- [TASK GOAL]:
Your task is to copy the listing exactly. Drop any pictures from the copy.

- [GIVEN INFORMATION]:

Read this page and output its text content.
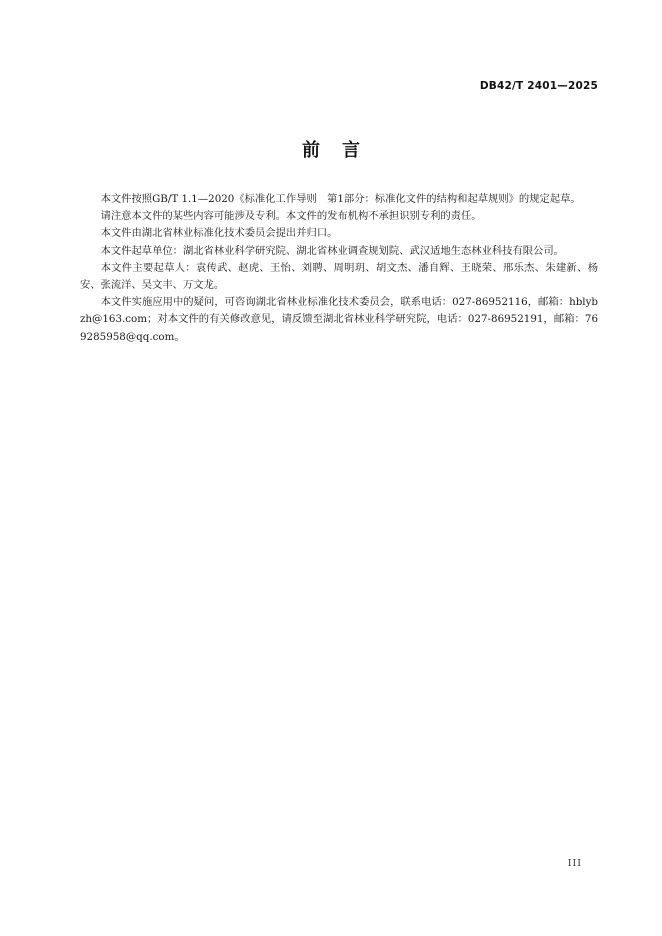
DB42/T 2401—2025
前言

本文件按照GB/T 1.1—2020《标准化工作导则　第1部分：标准化文件的结构和起草规则》的规定起草。

请注意本文件的某些内容可能涉及专利。本文件的发布机构不承担识别专利的责任。

本文件由湖北省林业标准化技术委员会提出并归口。

本文件起草单位：湖北省林业科学研究院、湖北省林业调查规划院、武汉适地生态林业科技有限公司。

本文件主要起草人：袁传武、赵虎、王怡、刘聘、周明玥、胡文杰、潘自辉、王晓荣、邢乐杰、朱建新、杨安、张流洋、吴文丰、万文龙。

本文件实施应用中的疑问，可咨询湖北省林业标准化技术委员会，联系电话：027-86952116，邮箱：hblybzh@163.com；对本文件的有关修改意见，请反馈至湖北省林业科学研究院，电话：027-86952191，邮箱：769285958@qq.com。

III
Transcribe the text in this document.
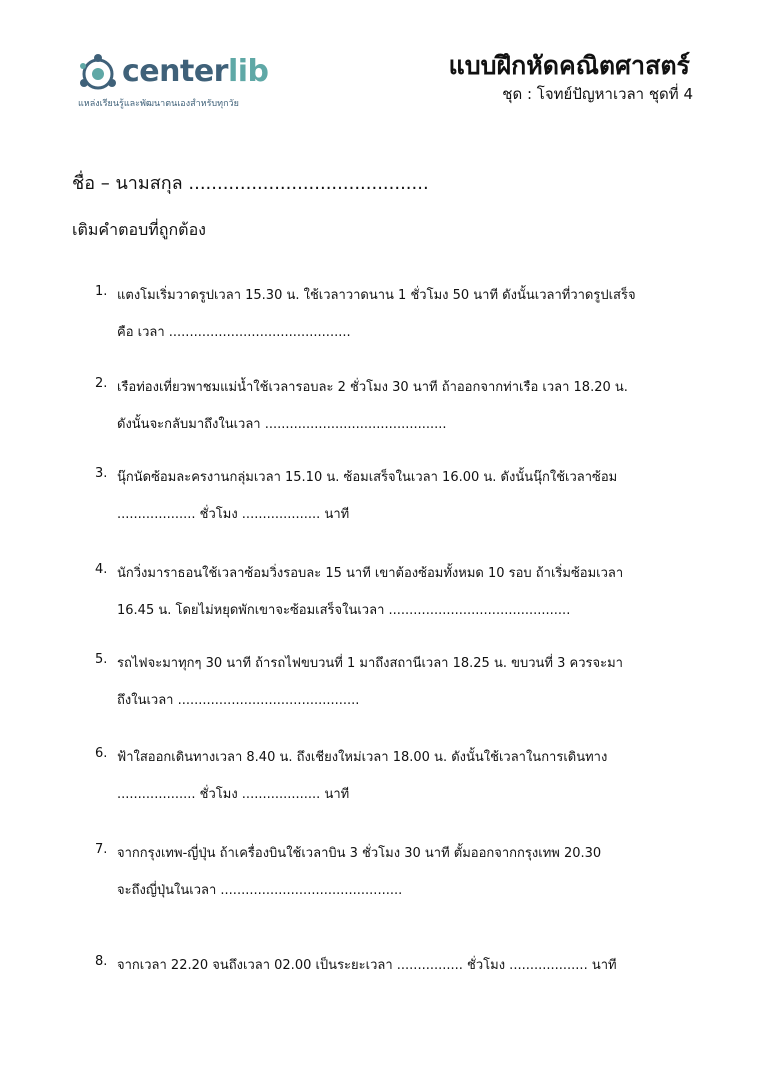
centerlib
แหล่งเรียนรู้และพัฒนาตนเองสำหรับทุกวัย
แบบฝึกหัดคณิตศาสตร์
ชุด : โจทย์ปัญหาเวลา ชุดที่ 4
ชื่อ – นามสกุล ..........................................
เติมคำตอบที่ถูกต้อง
1. แตงโมเริ่มวาดรูปเวลา 15.30 น. ใช้เวลาวาดนาน 1 ชั่วโมง 50 นาที ดังนั้นเวลาที่วาดรูปเสร็จ
คือ เวลา ............................................
2. เรือท่องเที่ยวพาชมแม่น้ำใช้เวลารอบละ 2 ชั่วโมง 30 นาที ถ้าออกจากท่าเรือ เวลา 18.20 น.
ดังนั้นจะกลับมาถึงในเวลา ............................................
3. นุ๊กนัดซ้อมละครงานกลุ่มเวลา 15.10 น. ซ้อมเสร็จในเวลา 16.00 น. ดังนั้นนุ๊กใช้เวลาซ้อม
................... ชั่วโมง ................... นาที
4. นักวิ่งมาราธอนใช้เวลาซ้อมวิ่งรอบละ 15 นาที เขาต้องซ้อมทั้งหมด 10 รอบ ถ้าเริ่มซ้อมเวลา
16.45 น. โดยไม่หยุดพักเขาจะซ้อมเสร็จในเวลา ............................................
5. รถไฟจะมาทุกๆ 30 นาที ถ้ารถไฟขบวนที่ 1 มาถึงสถานีเวลา 18.25 น. ขบวนที่ 3 ควรจะมา
ถึงในเวลา ............................................
6. ฟ้าใสออกเดินทางเวลา 8.40 น. ถึงเชียงใหม่เวลา 18.00 น. ดังนั้นใช้เวลาในการเดินทาง
................... ชั่วโมง ................... นาที
7. จากกรุงเทพ-ญี่ปุ่น ถ้าเครื่องบินใช้เวลาบิน 3 ชั่วโมง 30 นาที ตั้มออกจากกรุงเทพ 20.30
จะถึงญี่ปุ่นในเวลา ............................................
8. จากเวลา 22.20 จนถึงเวลา 02.00 เป็นระยะเวลา ................ ชั่วโมง ................... นาที
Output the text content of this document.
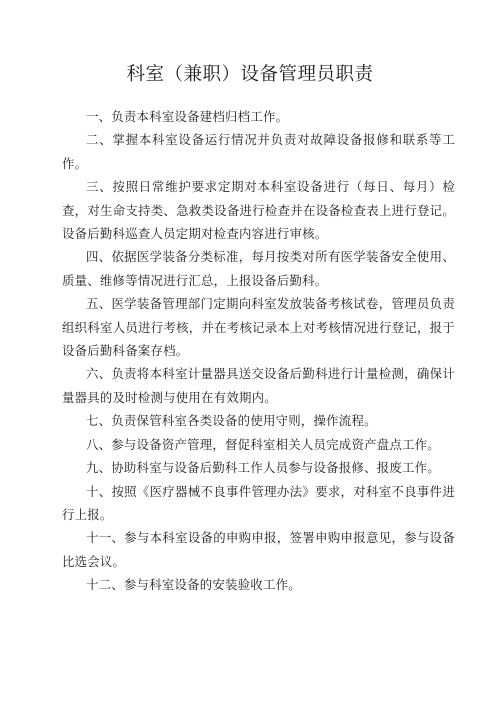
科室（兼职）设备管理员职责

一、负责本科室设备建档归档工作。

二、掌握本科室设备运行情况并负责对故障设备报修和联系等工作。

三、按照日常维护要求定期对本科室设备进行（每日、每月）检查，对生命支持类、急救类设备进行检查并在设备检查表上进行登记。设备后勤科巡查人员定期对检查内容进行审核。

四、依据医学装备分类标准，每月按类对所有医学装备安全使用、质量、维修等情况进行汇总，上报设备后勤科。

五、医学装备管理部门定期向科室发放装备考核试卷，管理员负责组织科室人员进行考核，并在考核记录本上对考核情况进行登记，报于设备后勤科备案存档。

六、负责将本科室计量器具送交设备后勤科进行计量检测，确保计量器具的及时检测与使用在有效期内。

七、负责保管科室各类设备的使用守则，操作流程。

八、参与设备资产管理，督促科室相关人员完成资产盘点工作。

九、协助科室与设备后勤科工作人员参与设备报修、报废工作。

十、按照《医疗器械不良事件管理办法》要求，对科室不良事件进行上报。

十一、参与本科室设备的申购申报，签署申购申报意见，参与设备比选会议。

十二、参与科室设备的安装验收工作。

- [RESULT BELOW]:
Read this page and output its text content.
DB42/T 2401—2025
前言

本文件按照GB/T 1.1—2020《标准化工作导则　第1部分：标准化文件的结构和起草规则》的规定起草。

请注意本文件的某些内容可能涉及专利。本文件的发布机构不承担识别专利的责任。

本文件由湖北省林业标准化技术委员会提出并归口。

本文件起草单位：湖北省林业科学研究院、湖北省林业调查规划院、武汉适地生态林业科技有限公司。

本文件主要起草人：袁传武、赵虎、王怡、刘聘、周明玥、胡文杰、潘自辉、王晓荣、邢乐杰、朱建新、杨安、张流洋、吴文丰、万文龙。

本文件实施应用中的疑问，可咨询湖北省林业标准化技术委员会，联系电话：027-86952116，邮箱：hblybzh@163.com；对本文件的有关修改意见，请反馈至湖北省林业科学研究院，电话：027-86952191，邮箱：769285958@qq.com。

III
Transcribe the text in this document.
centerlib
แหล่งเรียนรู้และพัฒนาตนเองสำหรับทุกวัย
แบบฝึกหัดคณิตศาสตร์
ชุด : โจทย์ปัญหาเวลา ชุดที่ 4
ชื่อ – นามสกุล ..........................................
เติมคำตอบที่ถูกต้อง
1. แตงโมเริ่มวาดรูปเวลา 15.30 น. ใช้เวลาวาดนาน 1 ชั่วโมง 50 นาที ดังนั้นเวลาที่วาดรูปเสร็จ
คือ เวลา ............................................
2. เรือท่องเที่ยวพาชมแม่น้ำใช้เวลารอบละ 2 ชั่วโมง 30 นาที ถ้าออกจากท่าเรือ เวลา 18.20 น.
ดังนั้นจะกลับมาถึงในเวลา ............................................
3. นุ๊กนัดซ้อมละครงานกลุ่มเวลา 15.10 น. ซ้อมเสร็จในเวลา 16.00 น. ดังนั้นนุ๊กใช้เวลาซ้อม
................... ชั่วโมง ................... นาที
4. นักวิ่งมาราธอนใช้เวลาซ้อมวิ่งรอบละ 15 นาที เขาต้องซ้อมทั้งหมด 10 รอบ ถ้าเริ่มซ้อมเวลา
16.45 น. โดยไม่หยุดพักเขาจะซ้อมเสร็จในเวลา ............................................
5. รถไฟจะมาทุกๆ 30 นาที ถ้ารถไฟขบวนที่ 1 มาถึงสถานีเวลา 18.25 น. ขบวนที่ 3 ควรจะมา
ถึงในเวลา ............................................
6. ฟ้าใสออกเดินทางเวลา 8.40 น. ถึงเชียงใหม่เวลา 18.00 น. ดังนั้นใช้เวลาในการเดินทาง
................... ชั่วโมง ................... นาที
7. จากกรุงเทพ-ญี่ปุ่น ถ้าเครื่องบินใช้เวลาบิน 3 ชั่วโมง 30 นาที ตั้มออกจากกรุงเทพ 20.30
จะถึงญี่ปุ่นในเวลา ............................................
8. จากเวลา 22.20 จนถึงเวลา 02.00 เป็นระยะเวลา ................ ชั่วโมง ................... นาที
Output the text content of this document.
科室（兼职）设备管理员职责

一、负责本科室设备建档归档工作。

二、掌握本科室设备运行情况并负责对故障设备报修和联系等工作。

三、按照日常维护要求定期对本科室设备进行（每日、每月）检查，对生命支持类、急救类设备进行检查并在设备检查表上进行登记。设备后勤科巡查人员定期对检查内容进行审核。

四、依据医学装备分类标准，每月按类对所有医学装备安全使用、质量、维修等情况进行汇总，上报设备后勤科。

五、医学装备管理部门定期向科室发放装备考核试卷，管理员负责组织科室人员进行考核，并在考核记录本上对考核情况进行登记，报于设备后勤科备案存档。

六、负责将本科室计量器具送交设备后勤科进行计量检测，确保计量器具的及时检测与使用在有效期内。

七、负责保管科室各类设备的使用守则，操作流程。

八、参与设备资产管理，督促科室相关人员完成资产盘点工作。

九、协助科室与设备后勤科工作人员参与设备报修、报废工作。

十、按照《医疗器械不良事件管理办法》要求，对科室不良事件进行上报。

十一、参与本科室设备的申购申报，签署申购申报意见，参与设备比选会议。

十二、参与科室设备的安装验收工作。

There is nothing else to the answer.